- Stored records:
☆ ☆ ☆

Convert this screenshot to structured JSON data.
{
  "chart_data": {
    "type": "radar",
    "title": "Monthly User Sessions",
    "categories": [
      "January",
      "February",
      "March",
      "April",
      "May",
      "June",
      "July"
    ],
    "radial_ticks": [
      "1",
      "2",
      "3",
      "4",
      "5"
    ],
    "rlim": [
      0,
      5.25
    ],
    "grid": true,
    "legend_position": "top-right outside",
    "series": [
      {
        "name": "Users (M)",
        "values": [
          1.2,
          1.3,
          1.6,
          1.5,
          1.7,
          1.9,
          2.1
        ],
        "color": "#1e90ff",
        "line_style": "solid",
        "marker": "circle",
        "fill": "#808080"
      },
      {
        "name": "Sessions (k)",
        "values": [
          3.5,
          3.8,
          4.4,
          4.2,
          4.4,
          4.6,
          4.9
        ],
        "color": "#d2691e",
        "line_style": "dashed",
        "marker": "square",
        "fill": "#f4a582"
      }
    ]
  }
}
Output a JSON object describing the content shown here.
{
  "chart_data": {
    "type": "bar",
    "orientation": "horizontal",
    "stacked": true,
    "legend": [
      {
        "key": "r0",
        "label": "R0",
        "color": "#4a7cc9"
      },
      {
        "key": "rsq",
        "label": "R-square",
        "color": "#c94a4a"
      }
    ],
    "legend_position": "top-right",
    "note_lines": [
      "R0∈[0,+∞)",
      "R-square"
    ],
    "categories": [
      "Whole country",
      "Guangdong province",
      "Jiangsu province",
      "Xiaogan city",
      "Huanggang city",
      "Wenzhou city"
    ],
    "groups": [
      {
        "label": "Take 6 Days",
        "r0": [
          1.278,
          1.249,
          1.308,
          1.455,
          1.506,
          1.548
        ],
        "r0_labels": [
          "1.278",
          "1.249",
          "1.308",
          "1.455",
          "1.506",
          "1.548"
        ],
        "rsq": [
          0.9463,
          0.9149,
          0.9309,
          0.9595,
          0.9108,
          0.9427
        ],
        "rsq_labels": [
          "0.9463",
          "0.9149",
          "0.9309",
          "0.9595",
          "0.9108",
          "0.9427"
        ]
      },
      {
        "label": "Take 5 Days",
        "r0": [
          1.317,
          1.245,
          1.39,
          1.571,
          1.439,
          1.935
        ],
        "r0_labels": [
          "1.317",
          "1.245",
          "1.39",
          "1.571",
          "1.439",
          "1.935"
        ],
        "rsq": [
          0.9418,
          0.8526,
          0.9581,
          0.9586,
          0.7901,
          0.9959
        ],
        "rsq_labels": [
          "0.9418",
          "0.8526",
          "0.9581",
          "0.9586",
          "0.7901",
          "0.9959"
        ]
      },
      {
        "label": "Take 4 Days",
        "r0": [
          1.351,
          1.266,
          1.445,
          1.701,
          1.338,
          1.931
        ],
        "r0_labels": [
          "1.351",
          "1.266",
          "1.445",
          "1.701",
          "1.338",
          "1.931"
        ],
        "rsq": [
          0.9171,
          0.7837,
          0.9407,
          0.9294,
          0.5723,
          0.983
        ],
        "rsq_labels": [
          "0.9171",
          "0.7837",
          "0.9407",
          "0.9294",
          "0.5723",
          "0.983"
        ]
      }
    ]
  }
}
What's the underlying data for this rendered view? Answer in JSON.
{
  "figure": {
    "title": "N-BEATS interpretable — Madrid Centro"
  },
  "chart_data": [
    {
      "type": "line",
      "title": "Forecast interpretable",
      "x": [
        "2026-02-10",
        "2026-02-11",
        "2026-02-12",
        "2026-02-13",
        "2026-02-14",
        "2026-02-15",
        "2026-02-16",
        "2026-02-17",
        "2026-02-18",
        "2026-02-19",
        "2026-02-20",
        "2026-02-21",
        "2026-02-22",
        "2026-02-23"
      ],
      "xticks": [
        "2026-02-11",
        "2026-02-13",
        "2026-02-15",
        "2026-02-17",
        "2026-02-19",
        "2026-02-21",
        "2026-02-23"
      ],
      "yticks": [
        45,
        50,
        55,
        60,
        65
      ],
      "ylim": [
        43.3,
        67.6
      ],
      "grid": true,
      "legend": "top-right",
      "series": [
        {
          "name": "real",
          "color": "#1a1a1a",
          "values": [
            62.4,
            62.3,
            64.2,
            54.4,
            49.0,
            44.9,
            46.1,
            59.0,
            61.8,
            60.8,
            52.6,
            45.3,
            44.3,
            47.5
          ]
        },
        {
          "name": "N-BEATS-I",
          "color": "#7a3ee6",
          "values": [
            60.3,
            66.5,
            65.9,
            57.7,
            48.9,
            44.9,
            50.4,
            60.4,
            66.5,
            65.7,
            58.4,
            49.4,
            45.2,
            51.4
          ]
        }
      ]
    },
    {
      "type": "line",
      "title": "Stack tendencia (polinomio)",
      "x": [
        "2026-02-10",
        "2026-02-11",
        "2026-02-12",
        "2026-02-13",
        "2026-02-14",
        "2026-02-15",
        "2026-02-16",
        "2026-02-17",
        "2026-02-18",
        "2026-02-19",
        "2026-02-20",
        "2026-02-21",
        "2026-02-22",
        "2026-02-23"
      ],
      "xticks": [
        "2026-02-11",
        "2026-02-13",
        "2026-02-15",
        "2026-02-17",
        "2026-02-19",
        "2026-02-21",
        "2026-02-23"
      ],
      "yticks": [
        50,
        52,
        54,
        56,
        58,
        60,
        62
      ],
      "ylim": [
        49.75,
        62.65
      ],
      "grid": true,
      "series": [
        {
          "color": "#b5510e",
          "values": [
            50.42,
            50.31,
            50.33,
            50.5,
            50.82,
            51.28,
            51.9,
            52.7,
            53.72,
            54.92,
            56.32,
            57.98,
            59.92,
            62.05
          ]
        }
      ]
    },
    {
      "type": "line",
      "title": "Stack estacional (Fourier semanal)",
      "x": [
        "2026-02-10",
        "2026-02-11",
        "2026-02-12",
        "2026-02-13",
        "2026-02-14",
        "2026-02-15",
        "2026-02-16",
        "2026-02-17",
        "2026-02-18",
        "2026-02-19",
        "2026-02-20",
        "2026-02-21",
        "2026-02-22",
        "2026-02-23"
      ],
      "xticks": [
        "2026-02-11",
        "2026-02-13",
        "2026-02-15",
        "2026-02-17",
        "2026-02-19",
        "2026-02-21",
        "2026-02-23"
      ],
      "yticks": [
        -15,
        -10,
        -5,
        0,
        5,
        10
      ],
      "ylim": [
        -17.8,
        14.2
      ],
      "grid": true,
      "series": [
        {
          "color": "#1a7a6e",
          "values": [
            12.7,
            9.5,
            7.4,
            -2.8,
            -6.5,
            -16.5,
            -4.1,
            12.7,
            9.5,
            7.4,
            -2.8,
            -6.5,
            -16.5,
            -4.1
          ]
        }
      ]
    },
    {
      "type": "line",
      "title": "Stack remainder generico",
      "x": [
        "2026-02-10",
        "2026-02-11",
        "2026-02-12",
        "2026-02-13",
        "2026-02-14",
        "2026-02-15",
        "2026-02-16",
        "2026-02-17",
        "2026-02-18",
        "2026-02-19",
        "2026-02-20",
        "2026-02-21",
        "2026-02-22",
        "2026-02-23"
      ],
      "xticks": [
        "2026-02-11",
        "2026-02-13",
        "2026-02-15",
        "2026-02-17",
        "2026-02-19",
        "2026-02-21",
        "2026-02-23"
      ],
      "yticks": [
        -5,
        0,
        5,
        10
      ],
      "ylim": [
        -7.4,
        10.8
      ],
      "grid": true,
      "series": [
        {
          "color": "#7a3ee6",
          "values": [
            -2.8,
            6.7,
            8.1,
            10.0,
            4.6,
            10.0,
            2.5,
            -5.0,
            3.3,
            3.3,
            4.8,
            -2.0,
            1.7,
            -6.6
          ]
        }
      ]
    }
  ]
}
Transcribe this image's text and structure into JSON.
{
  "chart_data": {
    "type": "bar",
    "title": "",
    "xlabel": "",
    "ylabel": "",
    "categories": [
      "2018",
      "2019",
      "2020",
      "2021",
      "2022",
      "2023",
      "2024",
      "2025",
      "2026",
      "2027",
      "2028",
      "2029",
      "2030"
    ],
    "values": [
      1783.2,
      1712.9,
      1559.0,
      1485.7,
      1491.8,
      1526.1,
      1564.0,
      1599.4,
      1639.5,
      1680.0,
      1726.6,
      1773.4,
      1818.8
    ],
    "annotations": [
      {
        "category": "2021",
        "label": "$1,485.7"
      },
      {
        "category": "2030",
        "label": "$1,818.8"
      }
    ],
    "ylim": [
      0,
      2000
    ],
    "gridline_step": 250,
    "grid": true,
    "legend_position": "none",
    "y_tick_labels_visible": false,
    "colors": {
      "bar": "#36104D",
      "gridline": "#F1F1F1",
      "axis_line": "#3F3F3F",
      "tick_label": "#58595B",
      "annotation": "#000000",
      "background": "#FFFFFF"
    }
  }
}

☆ ☆ ☆

- Goal of the exercise: Which lines in the listing above hold the word "right"? Show each of them.

- Complete answer:
    "legend_position": "top-right outside",
    "legend_position": "top-right",
      "legend": "top-right",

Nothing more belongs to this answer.